▶ [DOCUMENT TEXT]
************
I do it or every node type, as at the splitting node search will take care of updating or not parent PV.
lucasart wrote:2/ the "if (depth == 0) pline->cmoves = 0", which says that the PV of the current ply is empty when we stand pat (in a real program would be when we call the qsearch() instead of evaluate()). Should I do that at every possible exit point of the search (other than beta cutoff). For example: razoring, eval pruning, null move pruning (I don't do them at PV nodes, but let's imagine I did), SEE pruning, move count pruning ?
I do EVERY time im going to have an EXACT score:
1) before calling qsearch
2) after a draw by repetition or TT hash hit with EXACT score
3) when alpha is improved (code is executed AFTER beta cutoff check)
lucasart wrote: 3/ what about TT pruning at a PV node ? If I clear the PV of the current ply, it means that a TT pruning in the PV results in a truncated PV. That could mean there's no ponder move (pv[1]=null). A bit annoying. Seems inevitable though, unless one has a different hash table for PV nodes that stores PV or something (?)
************
▶ [INFORMATION SUPPLIED]
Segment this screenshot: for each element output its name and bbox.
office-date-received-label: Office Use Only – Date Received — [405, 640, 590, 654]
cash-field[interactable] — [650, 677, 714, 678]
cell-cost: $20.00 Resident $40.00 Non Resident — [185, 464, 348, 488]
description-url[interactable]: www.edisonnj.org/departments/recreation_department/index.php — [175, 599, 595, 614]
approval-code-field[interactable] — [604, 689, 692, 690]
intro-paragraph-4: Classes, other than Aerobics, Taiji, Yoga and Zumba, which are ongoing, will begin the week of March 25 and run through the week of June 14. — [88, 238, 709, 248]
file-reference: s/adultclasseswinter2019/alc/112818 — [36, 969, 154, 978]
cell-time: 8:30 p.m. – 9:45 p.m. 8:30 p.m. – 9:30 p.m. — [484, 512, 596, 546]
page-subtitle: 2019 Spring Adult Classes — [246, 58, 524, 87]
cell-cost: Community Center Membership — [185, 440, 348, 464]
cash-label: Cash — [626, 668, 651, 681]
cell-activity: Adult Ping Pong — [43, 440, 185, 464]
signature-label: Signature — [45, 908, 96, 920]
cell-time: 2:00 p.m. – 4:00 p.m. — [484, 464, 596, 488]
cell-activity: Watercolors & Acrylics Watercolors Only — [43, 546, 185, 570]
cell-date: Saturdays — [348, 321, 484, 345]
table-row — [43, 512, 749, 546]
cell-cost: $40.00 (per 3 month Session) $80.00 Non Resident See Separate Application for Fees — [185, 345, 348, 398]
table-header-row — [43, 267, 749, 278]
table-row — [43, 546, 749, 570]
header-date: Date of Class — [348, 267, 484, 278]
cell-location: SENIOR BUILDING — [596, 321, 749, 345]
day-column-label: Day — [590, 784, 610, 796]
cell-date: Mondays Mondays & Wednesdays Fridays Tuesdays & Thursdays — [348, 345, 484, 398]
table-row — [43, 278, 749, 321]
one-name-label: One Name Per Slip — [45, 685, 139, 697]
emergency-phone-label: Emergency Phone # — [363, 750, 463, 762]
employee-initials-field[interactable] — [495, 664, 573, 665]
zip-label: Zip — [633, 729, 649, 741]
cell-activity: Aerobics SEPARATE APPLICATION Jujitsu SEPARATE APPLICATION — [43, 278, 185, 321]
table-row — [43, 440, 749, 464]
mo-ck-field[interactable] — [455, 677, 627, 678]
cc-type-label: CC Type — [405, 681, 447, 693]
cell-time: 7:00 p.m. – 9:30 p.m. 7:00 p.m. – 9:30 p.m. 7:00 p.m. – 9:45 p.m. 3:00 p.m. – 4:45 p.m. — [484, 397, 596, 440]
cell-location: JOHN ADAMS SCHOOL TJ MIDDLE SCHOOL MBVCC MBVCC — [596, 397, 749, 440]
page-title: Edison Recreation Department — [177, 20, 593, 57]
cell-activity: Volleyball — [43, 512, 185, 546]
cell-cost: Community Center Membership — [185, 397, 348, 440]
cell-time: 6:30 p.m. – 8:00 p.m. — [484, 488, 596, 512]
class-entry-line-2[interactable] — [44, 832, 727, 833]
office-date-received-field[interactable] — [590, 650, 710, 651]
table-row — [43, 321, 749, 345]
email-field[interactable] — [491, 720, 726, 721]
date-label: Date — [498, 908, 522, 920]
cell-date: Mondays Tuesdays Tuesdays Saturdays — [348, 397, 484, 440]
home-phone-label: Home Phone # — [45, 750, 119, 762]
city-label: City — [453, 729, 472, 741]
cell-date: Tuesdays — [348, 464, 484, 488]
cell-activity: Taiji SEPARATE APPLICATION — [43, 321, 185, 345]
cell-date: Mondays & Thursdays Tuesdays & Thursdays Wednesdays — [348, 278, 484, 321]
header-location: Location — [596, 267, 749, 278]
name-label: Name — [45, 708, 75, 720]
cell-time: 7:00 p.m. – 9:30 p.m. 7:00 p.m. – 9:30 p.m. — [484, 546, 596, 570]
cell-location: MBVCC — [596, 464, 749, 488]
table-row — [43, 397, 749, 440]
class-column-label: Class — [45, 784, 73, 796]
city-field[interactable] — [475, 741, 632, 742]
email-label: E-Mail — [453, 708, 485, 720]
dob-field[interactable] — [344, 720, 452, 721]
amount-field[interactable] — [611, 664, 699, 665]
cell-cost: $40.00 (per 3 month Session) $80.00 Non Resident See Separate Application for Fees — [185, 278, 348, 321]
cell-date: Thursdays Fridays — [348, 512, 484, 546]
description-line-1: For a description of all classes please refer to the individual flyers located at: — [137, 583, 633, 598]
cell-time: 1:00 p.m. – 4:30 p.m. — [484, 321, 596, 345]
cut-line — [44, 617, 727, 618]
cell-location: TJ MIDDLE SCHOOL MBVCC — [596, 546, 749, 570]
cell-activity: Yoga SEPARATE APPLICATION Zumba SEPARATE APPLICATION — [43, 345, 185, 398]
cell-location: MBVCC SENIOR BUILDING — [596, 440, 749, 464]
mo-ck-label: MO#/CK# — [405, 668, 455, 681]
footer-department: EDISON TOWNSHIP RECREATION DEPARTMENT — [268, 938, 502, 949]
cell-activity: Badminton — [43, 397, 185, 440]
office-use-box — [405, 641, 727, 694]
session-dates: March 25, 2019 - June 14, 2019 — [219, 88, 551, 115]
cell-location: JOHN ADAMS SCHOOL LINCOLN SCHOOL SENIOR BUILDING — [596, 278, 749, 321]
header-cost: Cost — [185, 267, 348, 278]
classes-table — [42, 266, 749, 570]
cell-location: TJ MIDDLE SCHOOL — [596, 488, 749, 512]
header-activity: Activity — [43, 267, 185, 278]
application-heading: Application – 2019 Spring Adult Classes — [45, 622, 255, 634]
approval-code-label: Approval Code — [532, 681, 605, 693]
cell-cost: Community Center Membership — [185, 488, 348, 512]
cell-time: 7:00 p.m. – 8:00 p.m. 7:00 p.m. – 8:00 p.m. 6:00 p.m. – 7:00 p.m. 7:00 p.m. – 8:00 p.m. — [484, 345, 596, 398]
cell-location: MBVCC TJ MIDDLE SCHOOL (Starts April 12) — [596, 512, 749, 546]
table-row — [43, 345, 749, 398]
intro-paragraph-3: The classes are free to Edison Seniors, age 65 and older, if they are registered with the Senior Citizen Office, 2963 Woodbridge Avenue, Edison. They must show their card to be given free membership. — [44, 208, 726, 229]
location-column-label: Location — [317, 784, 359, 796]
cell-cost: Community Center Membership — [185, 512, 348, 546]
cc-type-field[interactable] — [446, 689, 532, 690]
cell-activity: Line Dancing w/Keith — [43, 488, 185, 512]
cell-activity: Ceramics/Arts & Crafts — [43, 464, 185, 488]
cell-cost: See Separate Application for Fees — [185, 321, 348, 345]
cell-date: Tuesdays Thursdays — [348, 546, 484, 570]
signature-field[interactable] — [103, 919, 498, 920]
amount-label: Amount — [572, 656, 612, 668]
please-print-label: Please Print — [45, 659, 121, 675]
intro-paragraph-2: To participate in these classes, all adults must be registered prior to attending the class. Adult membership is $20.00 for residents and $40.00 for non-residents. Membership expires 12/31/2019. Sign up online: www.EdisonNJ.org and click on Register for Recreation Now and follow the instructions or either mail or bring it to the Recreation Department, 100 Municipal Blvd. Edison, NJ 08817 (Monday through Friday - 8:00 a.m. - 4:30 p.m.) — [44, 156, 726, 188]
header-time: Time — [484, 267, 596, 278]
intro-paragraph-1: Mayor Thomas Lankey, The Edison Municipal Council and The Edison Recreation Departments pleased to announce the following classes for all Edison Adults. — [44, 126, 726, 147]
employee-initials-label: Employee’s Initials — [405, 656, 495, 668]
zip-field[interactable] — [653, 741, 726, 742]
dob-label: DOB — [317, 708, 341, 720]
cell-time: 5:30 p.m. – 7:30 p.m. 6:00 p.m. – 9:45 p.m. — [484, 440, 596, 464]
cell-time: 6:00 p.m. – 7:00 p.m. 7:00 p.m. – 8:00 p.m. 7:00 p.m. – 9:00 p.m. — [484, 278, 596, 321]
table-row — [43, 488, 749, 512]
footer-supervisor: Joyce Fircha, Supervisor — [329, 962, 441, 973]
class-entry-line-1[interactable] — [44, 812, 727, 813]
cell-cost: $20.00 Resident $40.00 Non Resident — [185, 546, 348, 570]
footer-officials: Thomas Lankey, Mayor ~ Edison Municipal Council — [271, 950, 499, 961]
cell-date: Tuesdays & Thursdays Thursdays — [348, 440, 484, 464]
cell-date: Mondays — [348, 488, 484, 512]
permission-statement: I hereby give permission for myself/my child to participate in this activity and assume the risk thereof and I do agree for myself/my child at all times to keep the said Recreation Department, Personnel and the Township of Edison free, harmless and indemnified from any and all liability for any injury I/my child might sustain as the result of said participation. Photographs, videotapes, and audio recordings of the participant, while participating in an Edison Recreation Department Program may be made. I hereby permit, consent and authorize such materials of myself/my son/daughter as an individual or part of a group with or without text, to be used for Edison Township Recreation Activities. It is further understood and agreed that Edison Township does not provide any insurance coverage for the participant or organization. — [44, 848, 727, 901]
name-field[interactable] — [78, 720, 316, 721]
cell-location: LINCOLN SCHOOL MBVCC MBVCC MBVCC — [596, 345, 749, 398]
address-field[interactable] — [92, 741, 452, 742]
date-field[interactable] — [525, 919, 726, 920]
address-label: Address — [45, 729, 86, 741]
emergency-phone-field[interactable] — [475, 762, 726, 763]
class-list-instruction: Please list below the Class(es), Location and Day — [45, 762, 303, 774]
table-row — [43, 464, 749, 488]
************
▶ [TASKS AND EXERCISES]
a – According to the post about principal variation handling in chess search, what could a truncated PV from TT pruning at a PV node mean for the ponder move?
b – Reproduce the post about principal variation handling in chess search from "lucasart wrote:2/ the" up to and including "beta cutoff check)".
c – Take the post about principal variation handling in chess search further, starting right after its final sentence.

▶ [TASK ANSWERS]
a – There could be no ponder move (pv[1]=null).

b –
lucasart wrote:2/ the "if (depth == 0) pline->cmoves = 0", which says that the PV of the current ply is empty when we stand pat (in a real program would be when we call the qsearch() instead of evaluate()). Should I do that at every possible exit point of the search (other than beta cutoff). For example: razoring, eval pruning, null move pruning (I don't do them at PV nodes, but let's imagine I did), SEE pruning, move count pruning ?
I do EVERY time im going to have an EXACT score:
1) before calling qsearch
2) after a draw by repetition or TT hash hit with EXACT score
3) when alpha is improved (code is executed AFTER beta cutoff check)

c –
I think this is an open question...
lucasart wrote:4/ IID ? I don't want to pollute the PV extraction mechanism when within an IID search (ie. if any ancestor of the current node, even grand grand grand father etc. was an IID search, we shouldn't back up the PV). Is there a ruse to get around this problem?
I don't see any problem with that, as you never leave that node during IID, so you actually cannot update its parent. Simply calling (IID) search with the local PV as you usually do in normal search and then using the PV[0] as best move should do the trick...
lucasart wrote:5/ qsearch? Is it common wisdom to terminate the PV at the end of the search(), or do some programs also include the qsearch()? It seems interesting to continue the PV in the qsearch, as there can be some interesting sequences of captures/checks that are worth displaying (at least, you can follow the PV till the end, and know on which position you stood pat, and you can see where the score is coming from).
I tried to get it working, and maybe it is, but for the "problems" I had I actually disabled it.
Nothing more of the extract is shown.